**Objective**
Print the records below word for word, but leave out the pictures.

**Records**
• • • • •

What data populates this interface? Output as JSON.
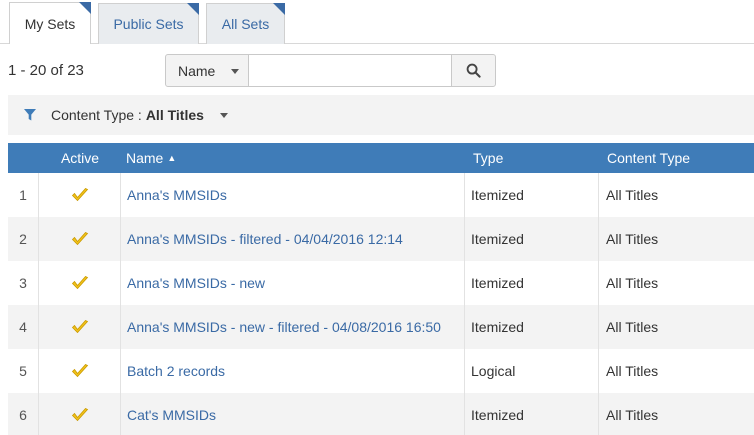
{
  "tabs": [
    {
      "label": "My Sets",
      "active": true
    },
    {
      "label": "Public Sets",
      "active": false
    },
    {
      "label": "All Sets",
      "active": false
    }
  ],
  "pager": {
    "text": "1 - 20 of 23"
  },
  "search": {
    "field_select": "Name",
    "value": "",
    "placeholder": ""
  },
  "filter": {
    "label": "Content Type :",
    "value": "All Titles"
  },
  "table": {
    "columns": {
      "num": "",
      "active": "Active",
      "name": "Name",
      "name_sort": "▲",
      "type": "Type",
      "content_type": "Content Type"
    },
    "rows": [
      {
        "num": "1",
        "name": "Anna's MMSIDs",
        "type": "Itemized",
        "content_type": "All Titles"
      },
      {
        "num": "2",
        "name": "Anna's MMSIDs - filtered - 04/04/2016 12:14",
        "type": "Itemized",
        "content_type": "All Titles"
      },
      {
        "num": "3",
        "name": "Anna's MMSIDs - new",
        "type": "Itemized",
        "content_type": "All Titles"
      },
      {
        "num": "4",
        "name": "Anna's MMSIDs - new - filtered - 04/08/2016 16:50",
        "type": "Itemized",
        "content_type": "All Titles"
      },
      {
        "num": "5",
        "name": "Batch 2 records",
        "type": "Logical",
        "content_type": "All Titles"
      },
      {
        "num": "6",
        "name": "Cat's MMSIDs",
        "type": "Itemized",
        "content_type": "All Titles"
      }
    ]
  },
  "colors": {
    "header_bg": "#3f7cb8",
    "link": "#3a6aa5",
    "check": "#f2c21b",
    "tab_corner": "#3a6aa5"
  }
}
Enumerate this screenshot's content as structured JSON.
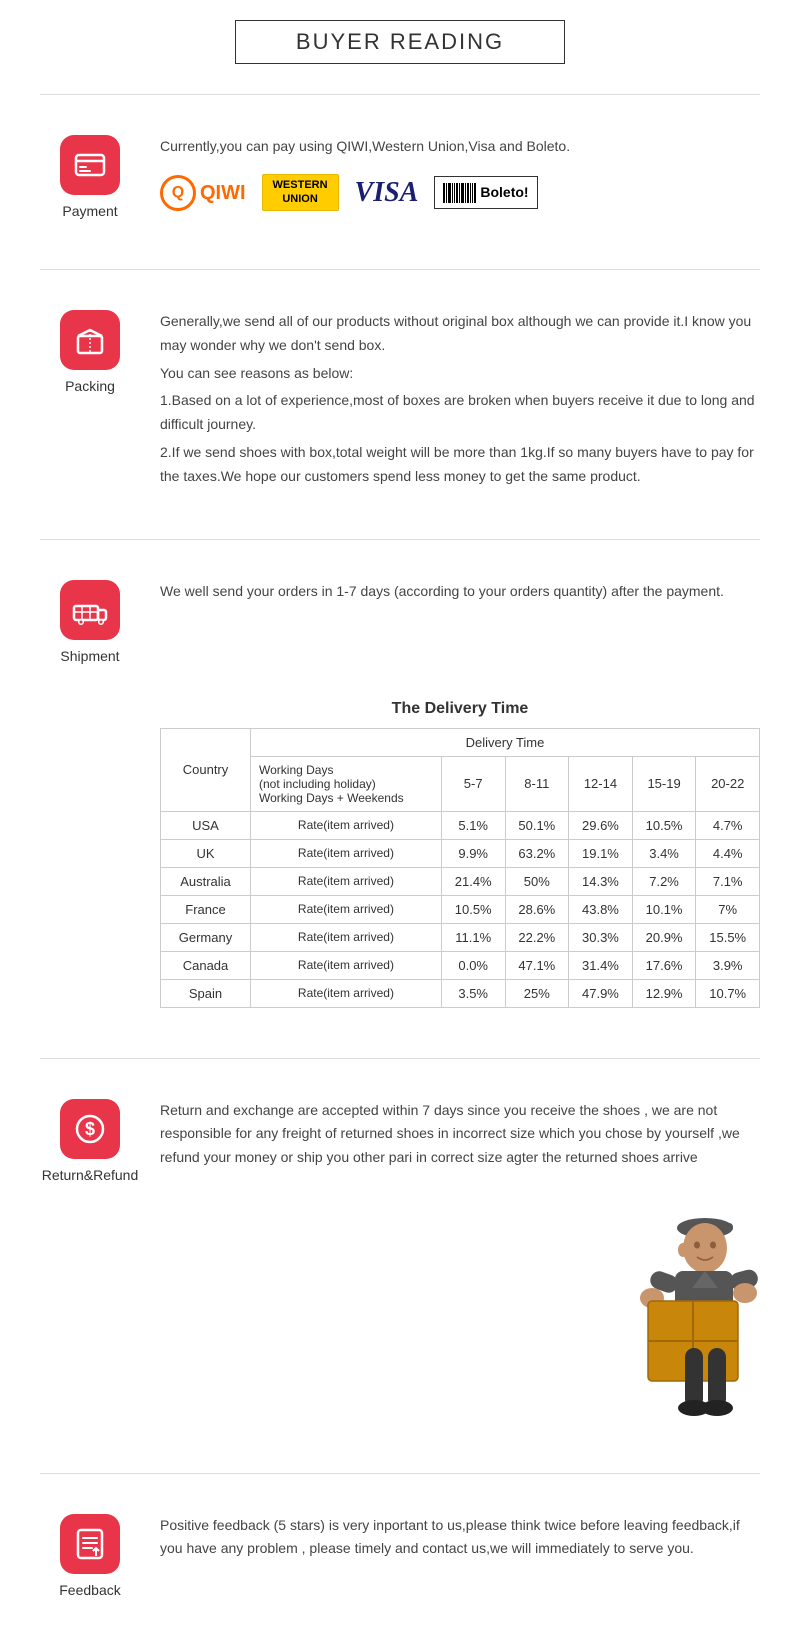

• • • • •

**Full output**
What data populates this interface? Output as JSON.
{
  "tabs": [
    {
      "label": "My Sets",
      "active": true
    },
    {
      "label": "Public Sets",
      "active": false
    },
    {
      "label": "All Sets",
      "active": false
    }
  ],
  "pager": {
    "text": "1 - 20 of 23"
  },
  "search": {
    "field_select": "Name",
    "value": "",
    "placeholder": ""
  },
  "filter": {
    "label": "Content Type :",
    "value": "All Titles"
  },
  "table": {
    "columns": {
      "num": "",
      "active": "Active",
      "name": "Name",
      "name_sort": "▲",
      "type": "Type",
      "content_type": "Content Type"
    },
    "rows": [
      {
        "num": "1",
        "name": "Anna's MMSIDs",
        "type": "Itemized",
        "content_type": "All Titles"
      },
      {
        "num": "2",
        "name": "Anna's MMSIDs - filtered - 04/04/2016 12:14",
        "type": "Itemized",
        "content_type": "All Titles"
      },
      {
        "num": "3",
        "name": "Anna's MMSIDs - new",
        "type": "Itemized",
        "content_type": "All Titles"
      },
      {
        "num": "4",
        "name": "Anna's MMSIDs - new - filtered - 04/08/2016 16:50",
        "type": "Itemized",
        "content_type": "All Titles"
      },
      {
        "num": "5",
        "name": "Batch 2 records",
        "type": "Logical",
        "content_type": "All Titles"
      },
      {
        "num": "6",
        "name": "Cat's MMSIDs",
        "type": "Itemized",
        "content_type": "All Titles"
      }
    ]
  },
  "colors": {
    "header_bg": "#3f7cb8",
    "link": "#3a6aa5",
    "check": "#f2c21b",
    "tab_corner": "#3a6aa5"
  }
}
Enumerate this screenshot's content as structured JSON.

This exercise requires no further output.